Problem requirements = Leaving out the pictures, retype all the material exactly.

Dataset rows =
++++++++++

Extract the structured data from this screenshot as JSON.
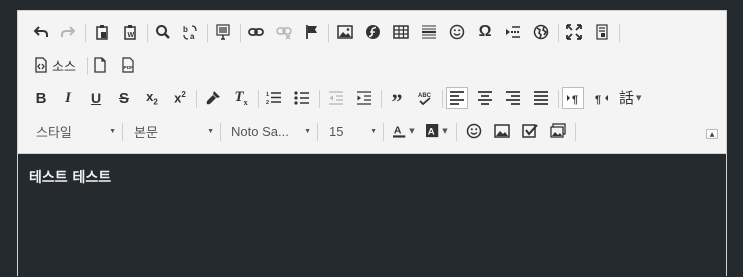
{
  "toolbar": {
    "source_label": "소스",
    "style_combo": "스타일",
    "format_combo": "본문",
    "font_combo": "Noto Sa...",
    "size_combo": "15",
    "language_glyph": "話"
  },
  "content": {
    "text": "테스트 테스트"
  },
  "colors": {
    "page_bg": "#252a2e",
    "toolbar_bg": "#f4f4f4",
    "border": "#d1d1d1",
    "icon": "#333333",
    "disabled_icon": "#b5b5b5",
    "content_text": "#f0f0f0"
  },
  "icons": [
    "undo-icon",
    "redo-icon",
    "paste-icon",
    "paste-from-word-icon",
    "find-icon",
    "replace-icon",
    "select-all-icon",
    "link-icon",
    "unlink-icon",
    "anchor-flag-icon",
    "image-icon",
    "flash-icon",
    "table-icon",
    "horizontal-rule-icon",
    "smiley-icon",
    "special-char-icon",
    "page-break-icon",
    "iframe-globe-icon",
    "maximize-icon",
    "show-blocks-icon",
    "source-icon",
    "new-page-icon",
    "export-pdf-icon",
    "bold-icon",
    "italic-icon",
    "underline-icon",
    "strike-icon",
    "subscript-icon",
    "superscript-icon",
    "copy-format-icon",
    "remove-format-icon",
    "numbered-list-icon",
    "bulleted-list-icon",
    "outdent-icon",
    "indent-icon",
    "blockquote-icon",
    "spellcheck-icon",
    "align-left-icon",
    "align-center-icon",
    "align-right-icon",
    "align-justify-icon",
    "ltr-icon",
    "rtl-icon",
    "language-icon",
    "text-color-icon",
    "bg-color-icon",
    "emoji-icon",
    "image-gallery-icon",
    "checkbox-icon",
    "image-stack-icon",
    "collapse-toolbar-icon"
  ]
}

++++++++++

Exercise solution =
Extract the structured data from this screenshot as JSON.
{
  "toolbar": {
    "source_label": "소스",
    "style_combo": "스타일",
    "format_combo": "본문",
    "font_combo": "Noto Sa...",
    "size_combo": "15",
    "language_glyph": "話"
  },
  "content": {
    "text": "테스트 테스트"
  },
  "colors": {
    "page_bg": "#252a2e",
    "toolbar_bg": "#f4f4f4",
    "border": "#d1d1d1",
    "icon": "#333333",
    "disabled_icon": "#b5b5b5",
    "content_text": "#f0f0f0"
  },
  "icons": [
    "undo-icon",
    "redo-icon",
    "paste-icon",
    "paste-from-word-icon",
    "find-icon",
    "replace-icon",
    "select-all-icon",
    "link-icon",
    "unlink-icon",
    "anchor-flag-icon",
    "image-icon",
    "flash-icon",
    "table-icon",
    "horizontal-rule-icon",
    "smiley-icon",
    "special-char-icon",
    "page-break-icon",
    "iframe-globe-icon",
    "maximize-icon",
    "show-blocks-icon",
    "source-icon",
    "new-page-icon",
    "export-pdf-icon",
    "bold-icon",
    "italic-icon",
    "underline-icon",
    "strike-icon",
    "subscript-icon",
    "superscript-icon",
    "copy-format-icon",
    "remove-format-icon",
    "numbered-list-icon",
    "bulleted-list-icon",
    "outdent-icon",
    "indent-icon",
    "blockquote-icon",
    "spellcheck-icon",
    "align-left-icon",
    "align-center-icon",
    "align-right-icon",
    "align-justify-icon",
    "ltr-icon",
    "rtl-icon",
    "language-icon",
    "text-color-icon",
    "bg-color-icon",
    "emoji-icon",
    "image-gallery-icon",
    "checkbox-icon",
    "image-stack-icon",
    "collapse-toolbar-icon"
  ]
}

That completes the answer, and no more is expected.